WHAT IS NEEDED
Keep the pictures out and restate every record exactly.

Records from a collection of figures
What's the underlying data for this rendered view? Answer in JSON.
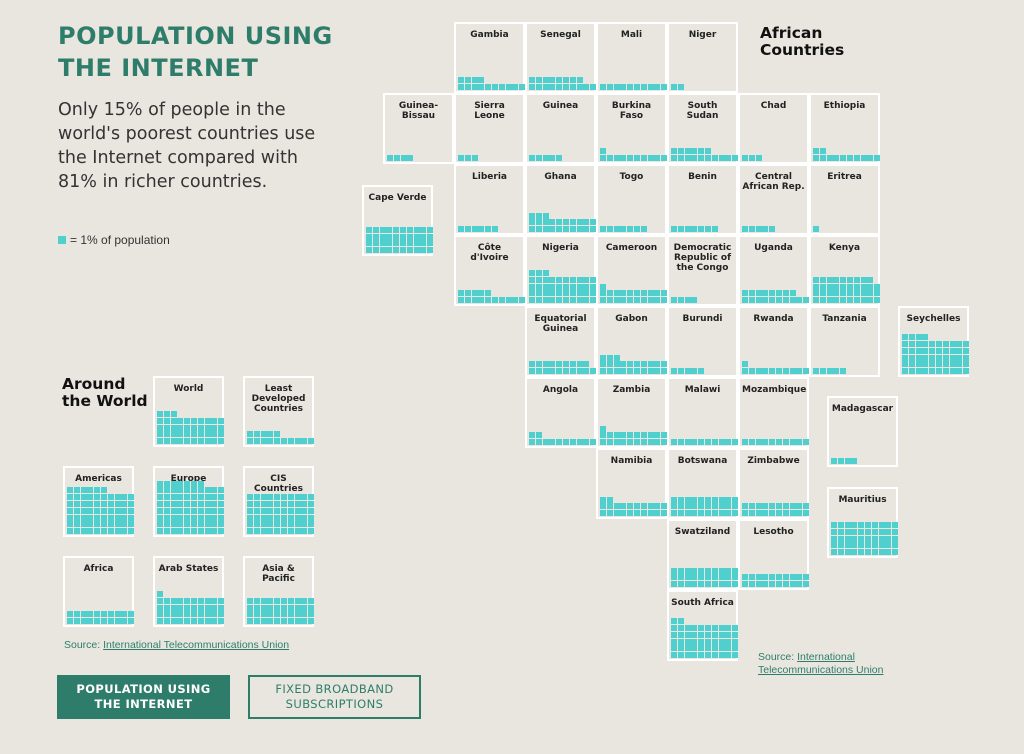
{
  "title": "POPULATION USING THE INTERNET",
  "subtitle": "Only 15% of people in the world's poorest countries use the Internet compared with 81% in richer countries.",
  "legend": "= 1% of population",
  "african_heading": "African\nCountries",
  "world_heading": "Around\nthe World",
  "source_left_prefix": "Source: ",
  "source_left_link": "International Telecommunications Union",
  "source_right_prefix": "Source: ",
  "source_right_link": "International\nTelecommunications Union",
  "buttons": {
    "active": "POPULATION USING\nTHE INTERNET",
    "inactive": "FIXED BROADBAND\nSUBSCRIPTIONS"
  },
  "colors": {
    "accent": "#2e7d6b",
    "square": "#4fd0cf",
    "background": "#e9e6e0",
    "cell_border": "#ffffff"
  },
  "chart_data": [
    {
      "type": "waffle",
      "title": "African Countries",
      "unit": "1 square = 1% of population",
      "entries": [
        {
          "name": "Gambia",
          "value": 14
        },
        {
          "name": "Senegal",
          "value": 18
        },
        {
          "name": "Mali",
          "value": 10
        },
        {
          "name": "Niger",
          "value": 2
        },
        {
          "name": "Guinea-\nBissau",
          "value": 4
        },
        {
          "name": "Sierra Leone",
          "value": 3
        },
        {
          "name": "Guinea",
          "value": 5
        },
        {
          "name": "Burkina Faso",
          "value": 11
        },
        {
          "name": "South Sudan",
          "value": 16
        },
        {
          "name": "Chad",
          "value": 3
        },
        {
          "name": "Ethiopia",
          "value": 12
        },
        {
          "name": "Cape Verde",
          "value": 40
        },
        {
          "name": "Liberia",
          "value": 6
        },
        {
          "name": "Ghana",
          "value": 23
        },
        {
          "name": "Togo",
          "value": 7
        },
        {
          "name": "Benin",
          "value": 7
        },
        {
          "name": "Central\nAfrican Rep.",
          "value": 5
        },
        {
          "name": "Eritrea",
          "value": 1
        },
        {
          "name": "Côte d'Ivoire",
          "value": 15
        },
        {
          "name": "Nigeria",
          "value": 43
        },
        {
          "name": "Cameroon",
          "value": 21
        },
        {
          "name": "Democratic\nRepublic of\nthe Congo",
          "value": 4
        },
        {
          "name": "Uganda",
          "value": 18
        },
        {
          "name": "Kenya",
          "value": 39
        },
        {
          "name": "Equatorial\nGuinea",
          "value": 19
        },
        {
          "name": "Gabon",
          "value": 23
        },
        {
          "name": "Burundi",
          "value": 5
        },
        {
          "name": "Rwanda",
          "value": 11
        },
        {
          "name": "Tanzania",
          "value": 5
        },
        {
          "name": "Seychelles",
          "value": 54
        },
        {
          "name": "Angola",
          "value": 12
        },
        {
          "name": "Zambia",
          "value": 21
        },
        {
          "name": "Malawi",
          "value": 10
        },
        {
          "name": "Mozambique",
          "value": 10
        },
        {
          "name": "Madagascar",
          "value": 4
        },
        {
          "name": "Namibia",
          "value": 22
        },
        {
          "name": "Botswana",
          "value": 30
        },
        {
          "name": "Zimbabwe",
          "value": 20
        },
        {
          "name": "Mauritius",
          "value": 50
        },
        {
          "name": "Swatziland",
          "value": 30
        },
        {
          "name": "Lesotho",
          "value": 20
        },
        {
          "name": "South Africa",
          "value": 52
        }
      ]
    },
    {
      "type": "waffle",
      "title": "Around the World",
      "unit": "1 square = 1% of population",
      "entries": [
        {
          "name": "World",
          "value": 43
        },
        {
          "name": "Least\nDeveloped\nCountries",
          "value": 15
        },
        {
          "name": "Americas",
          "value": 66
        },
        {
          "name": "Europe",
          "value": 77
        },
        {
          "name": "CIS\nCountries",
          "value": 60
        },
        {
          "name": "Africa",
          "value": 20
        },
        {
          "name": "Arab States",
          "value": 41
        },
        {
          "name": "Asia &\nPacific",
          "value": 40
        }
      ]
    }
  ]
}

EXERCISE OUTPUT
What's the underlying data for this rendered view? Answer in JSON.
{
  "title": "POPULATION USING THE INTERNET",
  "subtitle": "Only 15% of people in the world's poorest countries use the Internet compared with 81% in richer countries.",
  "legend": "= 1% of population",
  "african_heading": "African\nCountries",
  "world_heading": "Around\nthe World",
  "source_left_prefix": "Source: ",
  "source_left_link": "International Telecommunications Union",
  "source_right_prefix": "Source: ",
  "source_right_link": "International\nTelecommunications Union",
  "buttons": {
    "active": "POPULATION USING\nTHE INTERNET",
    "inactive": "FIXED BROADBAND\nSUBSCRIPTIONS"
  },
  "colors": {
    "accent": "#2e7d6b",
    "square": "#4fd0cf",
    "background": "#e9e6e0",
    "cell_border": "#ffffff"
  },
  "chart_data": [
    {
      "type": "waffle",
      "title": "African Countries",
      "unit": "1 square = 1% of population",
      "entries": [
        {
          "name": "Gambia",
          "value": 14
        },
        {
          "name": "Senegal",
          "value": 18
        },
        {
          "name": "Mali",
          "value": 10
        },
        {
          "name": "Niger",
          "value": 2
        },
        {
          "name": "Guinea-\nBissau",
          "value": 4
        },
        {
          "name": "Sierra Leone",
          "value": 3
        },
        {
          "name": "Guinea",
          "value": 5
        },
        {
          "name": "Burkina Faso",
          "value": 11
        },
        {
          "name": "South Sudan",
          "value": 16
        },
        {
          "name": "Chad",
          "value": 3
        },
        {
          "name": "Ethiopia",
          "value": 12
        },
        {
          "name": "Cape Verde",
          "value": 40
        },
        {
          "name": "Liberia",
          "value": 6
        },
        {
          "name": "Ghana",
          "value": 23
        },
        {
          "name": "Togo",
          "value": 7
        },
        {
          "name": "Benin",
          "value": 7
        },
        {
          "name": "Central\nAfrican Rep.",
          "value": 5
        },
        {
          "name": "Eritrea",
          "value": 1
        },
        {
          "name": "Côte d'Ivoire",
          "value": 15
        },
        {
          "name": "Nigeria",
          "value": 43
        },
        {
          "name": "Cameroon",
          "value": 21
        },
        {
          "name": "Democratic\nRepublic of\nthe Congo",
          "value": 4
        },
        {
          "name": "Uganda",
          "value": 18
        },
        {
          "name": "Kenya",
          "value": 39
        },
        {
          "name": "Equatorial\nGuinea",
          "value": 19
        },
        {
          "name": "Gabon",
          "value": 23
        },
        {
          "name": "Burundi",
          "value": 5
        },
        {
          "name": "Rwanda",
          "value": 11
        },
        {
          "name": "Tanzania",
          "value": 5
        },
        {
          "name": "Seychelles",
          "value": 54
        },
        {
          "name": "Angola",
          "value": 12
        },
        {
          "name": "Zambia",
          "value": 21
        },
        {
          "name": "Malawi",
          "value": 10
        },
        {
          "name": "Mozambique",
          "value": 10
        },
        {
          "name": "Madagascar",
          "value": 4
        },
        {
          "name": "Namibia",
          "value": 22
        },
        {
          "name": "Botswana",
          "value": 30
        },
        {
          "name": "Zimbabwe",
          "value": 20
        },
        {
          "name": "Mauritius",
          "value": 50
        },
        {
          "name": "Swatziland",
          "value": 30
        },
        {
          "name": "Lesotho",
          "value": 20
        },
        {
          "name": "South Africa",
          "value": 52
        }
      ]
    },
    {
      "type": "waffle",
      "title": "Around the World",
      "unit": "1 square = 1% of population",
      "entries": [
        {
          "name": "World",
          "value": 43
        },
        {
          "name": "Least\nDeveloped\nCountries",
          "value": 15
        },
        {
          "name": "Americas",
          "value": 66
        },
        {
          "name": "Europe",
          "value": 77
        },
        {
          "name": "CIS\nCountries",
          "value": 60
        },
        {
          "name": "Africa",
          "value": 20
        },
        {
          "name": "Arab States",
          "value": 41
        },
        {
          "name": "Asia &\nPacific",
          "value": 40
        }
      ]
    }
  ]
}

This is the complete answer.